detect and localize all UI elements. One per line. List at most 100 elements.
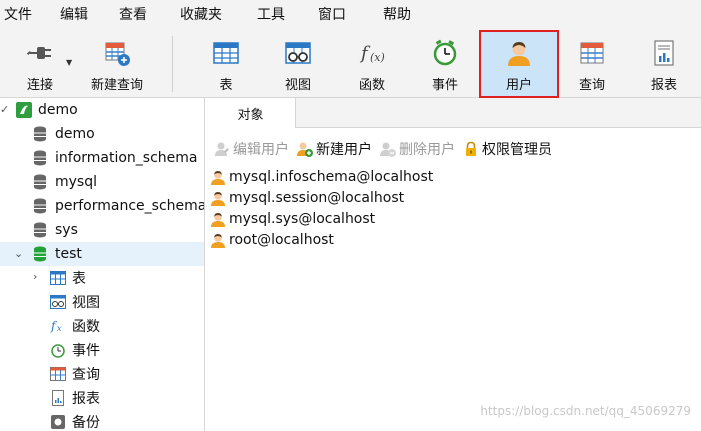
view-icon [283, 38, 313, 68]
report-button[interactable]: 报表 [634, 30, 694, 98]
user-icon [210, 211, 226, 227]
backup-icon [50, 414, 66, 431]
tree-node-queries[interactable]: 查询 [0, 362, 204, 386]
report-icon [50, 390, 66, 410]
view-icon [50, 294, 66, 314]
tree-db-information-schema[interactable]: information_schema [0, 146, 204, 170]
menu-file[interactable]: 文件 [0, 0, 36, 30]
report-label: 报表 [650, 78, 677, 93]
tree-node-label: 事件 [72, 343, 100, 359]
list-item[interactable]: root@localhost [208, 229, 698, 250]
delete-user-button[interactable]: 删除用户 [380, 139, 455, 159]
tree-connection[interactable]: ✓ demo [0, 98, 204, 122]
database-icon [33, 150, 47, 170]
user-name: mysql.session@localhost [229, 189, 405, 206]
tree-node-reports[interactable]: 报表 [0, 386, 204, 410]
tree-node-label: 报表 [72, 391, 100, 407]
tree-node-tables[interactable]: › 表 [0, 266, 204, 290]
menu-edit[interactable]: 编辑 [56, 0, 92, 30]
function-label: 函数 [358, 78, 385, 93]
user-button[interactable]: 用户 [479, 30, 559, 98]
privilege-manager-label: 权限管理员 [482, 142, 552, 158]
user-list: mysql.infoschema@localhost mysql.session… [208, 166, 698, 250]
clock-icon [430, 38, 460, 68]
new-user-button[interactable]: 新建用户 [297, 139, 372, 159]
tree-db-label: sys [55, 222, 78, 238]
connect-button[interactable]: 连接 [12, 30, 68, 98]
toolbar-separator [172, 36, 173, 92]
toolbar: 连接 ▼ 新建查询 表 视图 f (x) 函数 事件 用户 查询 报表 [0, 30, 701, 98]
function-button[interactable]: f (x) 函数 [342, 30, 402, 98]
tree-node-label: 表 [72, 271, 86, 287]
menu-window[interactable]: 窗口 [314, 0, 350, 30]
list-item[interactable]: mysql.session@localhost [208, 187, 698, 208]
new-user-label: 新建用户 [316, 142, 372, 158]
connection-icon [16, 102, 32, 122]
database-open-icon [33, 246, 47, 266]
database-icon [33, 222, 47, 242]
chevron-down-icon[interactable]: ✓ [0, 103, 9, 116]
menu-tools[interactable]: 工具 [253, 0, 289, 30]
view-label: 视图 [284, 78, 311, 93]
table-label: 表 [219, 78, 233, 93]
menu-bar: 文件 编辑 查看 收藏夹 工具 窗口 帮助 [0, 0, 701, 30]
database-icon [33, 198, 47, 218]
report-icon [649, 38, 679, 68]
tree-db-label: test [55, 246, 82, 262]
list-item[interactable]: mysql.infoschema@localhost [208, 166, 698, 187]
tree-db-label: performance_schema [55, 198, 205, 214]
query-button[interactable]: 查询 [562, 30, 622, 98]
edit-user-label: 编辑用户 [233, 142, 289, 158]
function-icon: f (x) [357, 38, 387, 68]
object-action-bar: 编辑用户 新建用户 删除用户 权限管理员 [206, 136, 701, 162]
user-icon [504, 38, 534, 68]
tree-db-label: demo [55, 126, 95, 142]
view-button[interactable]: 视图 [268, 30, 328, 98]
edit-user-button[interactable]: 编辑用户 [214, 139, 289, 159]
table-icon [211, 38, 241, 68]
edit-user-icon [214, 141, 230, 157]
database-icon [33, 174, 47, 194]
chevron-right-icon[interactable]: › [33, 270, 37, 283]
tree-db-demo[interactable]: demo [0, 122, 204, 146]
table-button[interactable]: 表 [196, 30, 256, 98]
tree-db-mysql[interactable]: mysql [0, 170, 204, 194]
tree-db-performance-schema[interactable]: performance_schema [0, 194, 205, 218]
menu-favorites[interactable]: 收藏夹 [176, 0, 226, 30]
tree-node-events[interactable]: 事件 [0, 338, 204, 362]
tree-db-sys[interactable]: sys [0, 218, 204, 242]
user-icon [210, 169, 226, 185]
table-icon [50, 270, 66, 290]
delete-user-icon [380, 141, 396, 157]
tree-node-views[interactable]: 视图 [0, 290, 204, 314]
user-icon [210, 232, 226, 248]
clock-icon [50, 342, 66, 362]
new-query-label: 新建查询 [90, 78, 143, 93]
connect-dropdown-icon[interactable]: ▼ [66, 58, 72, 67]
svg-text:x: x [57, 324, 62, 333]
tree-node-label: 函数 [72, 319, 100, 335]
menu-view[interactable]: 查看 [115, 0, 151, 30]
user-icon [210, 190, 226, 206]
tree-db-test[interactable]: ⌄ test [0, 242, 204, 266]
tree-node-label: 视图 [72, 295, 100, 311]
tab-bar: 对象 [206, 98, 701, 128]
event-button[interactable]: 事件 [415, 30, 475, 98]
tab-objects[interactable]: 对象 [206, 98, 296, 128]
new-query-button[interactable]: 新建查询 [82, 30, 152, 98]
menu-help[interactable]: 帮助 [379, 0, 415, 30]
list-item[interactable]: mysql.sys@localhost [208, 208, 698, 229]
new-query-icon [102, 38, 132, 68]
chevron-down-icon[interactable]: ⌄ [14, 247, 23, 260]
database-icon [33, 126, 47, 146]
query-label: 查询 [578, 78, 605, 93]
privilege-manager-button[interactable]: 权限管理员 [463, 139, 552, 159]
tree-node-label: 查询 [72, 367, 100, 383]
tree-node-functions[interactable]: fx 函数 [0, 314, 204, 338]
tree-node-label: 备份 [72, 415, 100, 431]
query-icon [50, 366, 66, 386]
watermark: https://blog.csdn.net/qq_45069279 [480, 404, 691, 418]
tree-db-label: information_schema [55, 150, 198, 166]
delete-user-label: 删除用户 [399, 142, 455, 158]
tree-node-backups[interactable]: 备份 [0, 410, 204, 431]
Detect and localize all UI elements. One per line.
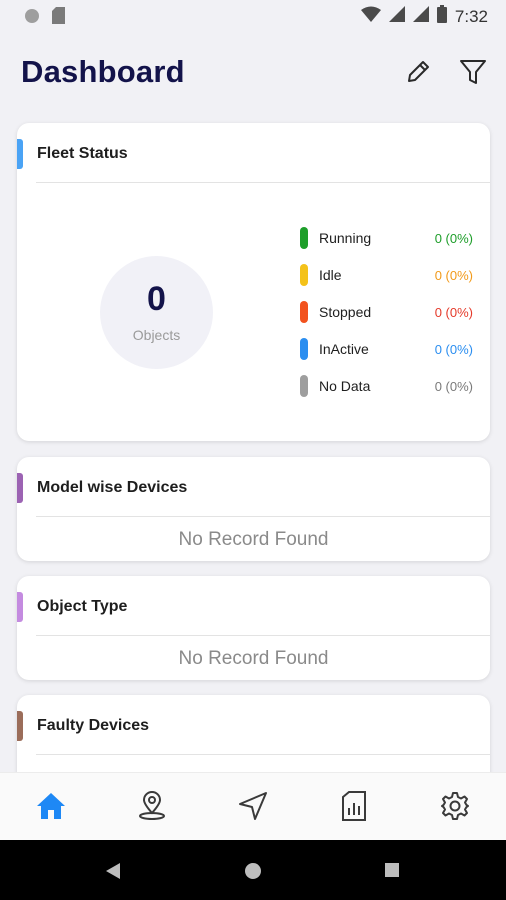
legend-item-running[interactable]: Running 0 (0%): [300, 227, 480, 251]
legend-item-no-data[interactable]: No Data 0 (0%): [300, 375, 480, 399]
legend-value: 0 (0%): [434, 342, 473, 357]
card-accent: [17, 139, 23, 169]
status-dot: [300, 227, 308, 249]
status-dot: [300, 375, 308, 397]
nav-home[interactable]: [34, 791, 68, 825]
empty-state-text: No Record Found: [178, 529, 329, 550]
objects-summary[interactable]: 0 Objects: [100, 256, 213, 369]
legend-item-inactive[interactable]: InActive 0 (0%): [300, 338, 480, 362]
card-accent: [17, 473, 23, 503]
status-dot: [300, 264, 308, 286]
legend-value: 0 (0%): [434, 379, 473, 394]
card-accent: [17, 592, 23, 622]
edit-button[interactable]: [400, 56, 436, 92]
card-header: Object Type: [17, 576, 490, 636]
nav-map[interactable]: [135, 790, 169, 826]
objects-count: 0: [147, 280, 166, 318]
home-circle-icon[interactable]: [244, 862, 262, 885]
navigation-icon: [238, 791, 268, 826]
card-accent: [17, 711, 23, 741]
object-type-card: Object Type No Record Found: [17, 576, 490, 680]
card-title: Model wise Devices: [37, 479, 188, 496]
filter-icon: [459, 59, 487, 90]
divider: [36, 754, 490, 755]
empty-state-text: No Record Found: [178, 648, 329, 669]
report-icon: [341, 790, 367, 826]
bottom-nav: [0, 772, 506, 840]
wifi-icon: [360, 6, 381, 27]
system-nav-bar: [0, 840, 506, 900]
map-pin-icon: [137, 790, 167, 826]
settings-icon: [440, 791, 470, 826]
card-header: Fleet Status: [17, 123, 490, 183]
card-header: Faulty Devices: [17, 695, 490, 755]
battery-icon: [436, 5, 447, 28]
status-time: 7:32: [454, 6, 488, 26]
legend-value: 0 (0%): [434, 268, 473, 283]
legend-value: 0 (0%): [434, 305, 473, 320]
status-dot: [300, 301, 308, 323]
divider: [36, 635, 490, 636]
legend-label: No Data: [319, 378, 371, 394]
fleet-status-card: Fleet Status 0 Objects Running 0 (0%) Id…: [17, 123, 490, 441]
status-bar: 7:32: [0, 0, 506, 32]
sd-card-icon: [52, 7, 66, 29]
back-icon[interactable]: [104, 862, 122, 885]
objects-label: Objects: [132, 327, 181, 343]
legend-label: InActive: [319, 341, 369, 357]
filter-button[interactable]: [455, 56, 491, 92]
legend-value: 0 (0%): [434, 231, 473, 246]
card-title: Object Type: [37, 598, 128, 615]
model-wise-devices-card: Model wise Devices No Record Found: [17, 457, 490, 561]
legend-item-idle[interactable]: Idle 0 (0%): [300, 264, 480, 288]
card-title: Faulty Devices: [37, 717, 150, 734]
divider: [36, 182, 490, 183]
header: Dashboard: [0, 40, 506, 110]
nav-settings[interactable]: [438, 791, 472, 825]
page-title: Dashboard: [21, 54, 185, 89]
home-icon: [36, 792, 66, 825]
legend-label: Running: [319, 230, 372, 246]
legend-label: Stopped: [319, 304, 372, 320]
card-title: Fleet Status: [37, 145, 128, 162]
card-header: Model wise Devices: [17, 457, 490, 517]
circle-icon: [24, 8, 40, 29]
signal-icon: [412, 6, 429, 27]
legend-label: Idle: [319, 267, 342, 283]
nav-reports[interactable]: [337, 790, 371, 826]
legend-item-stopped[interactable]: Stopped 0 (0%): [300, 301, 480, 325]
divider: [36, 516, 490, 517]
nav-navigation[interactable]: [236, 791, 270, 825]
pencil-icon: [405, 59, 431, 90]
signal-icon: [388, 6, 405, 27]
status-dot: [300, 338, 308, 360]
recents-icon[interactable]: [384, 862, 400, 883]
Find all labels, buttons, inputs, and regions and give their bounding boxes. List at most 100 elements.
========================
- _WHAT NEEDS TO BE DONE_
Reproduce everything in the material from the line containing "view-icon [283, 38, 313, 68]" down to the line containing "menu-window[interactable]: 窗口 [314, 0, 350, 30]", renaming "interactable" to "clickable" wherever it occurs and leaving all else unchanged.

- _EXERCISE RESULT_
view-icon [283, 38, 313, 68]
report-button[clickable]: 报表 [634, 30, 694, 98]
user-icon [210, 211, 226, 227]
backup-icon [50, 414, 66, 431]
tree-node-queries[clickable]: 查询 [0, 362, 204, 386]
report-icon [50, 390, 66, 410]
view-icon [50, 294, 66, 314]
tree-db-information-schema[clickable]: information_schema [0, 146, 204, 170]
menu-file[clickable]: 文件 [0, 0, 36, 30]
report-label: 报表 [650, 78, 677, 93]
tree-node-label: 事件 [72, 343, 100, 359]
list-item[clickable]: root@localhost [208, 229, 698, 250]
delete-user-button[clickable]: 删除用户 [380, 139, 455, 159]
tree-connection[clickable]: ✓ demo [0, 98, 204, 122]
database-icon [33, 150, 47, 170]
user-name: mysql.session@localhost [229, 189, 405, 206]
tree-node-reports[clickable]: 报表 [0, 386, 204, 410]
tree-node-label: 报表 [72, 391, 100, 407]
tree-node-tables[clickable]: › 表 [0, 266, 204, 290]
menu-edit[clickable]: 编辑 [56, 0, 92, 30]
function-label: 函数 [358, 78, 385, 93]
user-button[clickable]: 用户 [479, 30, 559, 98]
privilege-manager-label: 权限管理员 [482, 142, 552, 158]
user-list: mysql.infoschema@localhost mysql.session… [208, 166, 698, 250]
clock-icon [430, 38, 460, 68]
new-user-button[clickable]: 新建用户 [297, 139, 372, 159]
tree-db-label: sys [55, 222, 78, 238]
connect-button[clickable]: 连接 [12, 30, 68, 98]
toolbar-separator [172, 36, 173, 92]
toolbar: 连接 ▼ 新建查询 表 视图 f (x) 函数 事件 用户 查询 报表 [0, 30, 701, 98]
function-button[clickable]: f (x) 函数 [342, 30, 402, 98]
tree-node-label: 表 [72, 271, 86, 287]
menu-window[clickable]: 窗口 [314, 0, 350, 30]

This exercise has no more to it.